## Goal
Write out the listing in full, matching it word for word.

## Records from a dataset
****************************************
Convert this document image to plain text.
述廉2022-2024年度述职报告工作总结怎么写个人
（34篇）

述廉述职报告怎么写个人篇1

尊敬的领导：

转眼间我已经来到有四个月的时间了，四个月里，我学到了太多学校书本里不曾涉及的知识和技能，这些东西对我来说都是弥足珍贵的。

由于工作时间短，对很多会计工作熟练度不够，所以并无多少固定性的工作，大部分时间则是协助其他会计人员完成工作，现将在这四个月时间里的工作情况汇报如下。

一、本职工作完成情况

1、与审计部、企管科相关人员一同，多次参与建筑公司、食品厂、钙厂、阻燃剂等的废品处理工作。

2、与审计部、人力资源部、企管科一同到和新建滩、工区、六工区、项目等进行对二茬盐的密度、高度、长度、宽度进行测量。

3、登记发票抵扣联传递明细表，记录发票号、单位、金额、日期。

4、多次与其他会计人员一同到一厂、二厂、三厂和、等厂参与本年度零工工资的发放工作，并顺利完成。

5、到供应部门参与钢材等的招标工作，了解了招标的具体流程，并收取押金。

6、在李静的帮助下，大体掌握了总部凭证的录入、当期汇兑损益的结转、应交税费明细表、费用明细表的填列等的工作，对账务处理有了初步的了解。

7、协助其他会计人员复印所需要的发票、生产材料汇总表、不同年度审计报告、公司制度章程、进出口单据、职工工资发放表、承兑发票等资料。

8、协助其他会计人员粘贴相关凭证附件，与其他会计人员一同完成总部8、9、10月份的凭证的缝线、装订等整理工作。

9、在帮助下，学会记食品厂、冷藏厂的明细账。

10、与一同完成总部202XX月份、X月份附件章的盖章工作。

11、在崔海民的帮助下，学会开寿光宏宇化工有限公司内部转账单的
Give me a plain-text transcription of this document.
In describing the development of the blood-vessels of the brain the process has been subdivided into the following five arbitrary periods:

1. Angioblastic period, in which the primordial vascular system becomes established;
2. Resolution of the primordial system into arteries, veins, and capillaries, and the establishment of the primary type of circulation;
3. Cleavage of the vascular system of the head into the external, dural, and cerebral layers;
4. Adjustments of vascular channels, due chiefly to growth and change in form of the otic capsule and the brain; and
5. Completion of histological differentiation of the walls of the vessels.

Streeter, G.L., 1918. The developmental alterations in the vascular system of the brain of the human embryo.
****************************************
## Task response
Convert this document image to plain text.
述廉2022-2024年度述职报告工作总结怎么写个人
（34篇）

述廉述职报告怎么写个人篇1

尊敬的领导：

转眼间我已经来到有四个月的时间了，四个月里，我学到了太多学校书本里不曾涉及的知识和技能，这些东西对我来说都是弥足珍贵的。

由于工作时间短，对很多会计工作熟练度不够，所以并无多少固定性的工作，大部分时间则是协助其他会计人员完成工作，现将在这四个月时间里的工作情况汇报如下。

一、本职工作完成情况

1、与审计部、企管科相关人员一同，多次参与建筑公司、食品厂、钙厂、阻燃剂等的废品处理工作。

2、与审计部、人力资源部、企管科一同到和新建滩、工区、六工区、项目等进行对二茬盐的密度、高度、长度、宽度进行测量。

3、登记发票抵扣联传递明细表，记录发票号、单位、金额、日期。

4、多次与其他会计人员一同到一厂、二厂、三厂和、等厂参与本年度零工工资的发放工作，并顺利完成。

5、到供应部门参与钢材等的招标工作，了解了招标的具体流程，并收取押金。

6、在李静的帮助下，大体掌握了总部凭证的录入、当期汇兑损益的结转、应交税费明细表、费用明细表的填列等的工作，对账务处理有了初步的了解。

7、协助其他会计人员复印所需要的发票、生产材料汇总表、不同年度审计报告、公司制度章程、进出口单据、职工工资发放表、承兑发票等资料。

8、协助其他会计人员粘贴相关凭证附件，与其他会计人员一同完成总部8、9、10月份的凭证的缝线、装订等整理工作。

9、在帮助下，学会记食品厂、冷藏厂的明细账。

10、与一同完成总部202XX月份、X月份附件章的盖章工作。

11、在崔海民的帮助下，学会开寿光宏宇化工有限公司内部转账单的
Give me a plain-text transcription of this document.
In describing the development of the blood-vessels of the brain the process has been subdivided into the following five arbitrary periods:

1. Angioblastic period, in which the primordial vascular system becomes established;
2. Resolution of the primordial system into arteries, veins, and capillaries, and the establishment of the primary type of circulation;
3. Cleavage of the vascular system of the head into the external, dural, and cerebral layers;
4. Adjustments of vascular channels, due chiefly to growth and change in form of the otic capsule and the brain; and
5. Completion of histological differentiation of the walls of the vessels.

Streeter, G.L., 1918. The developmental alterations in the vascular system of the brain of the human embryo.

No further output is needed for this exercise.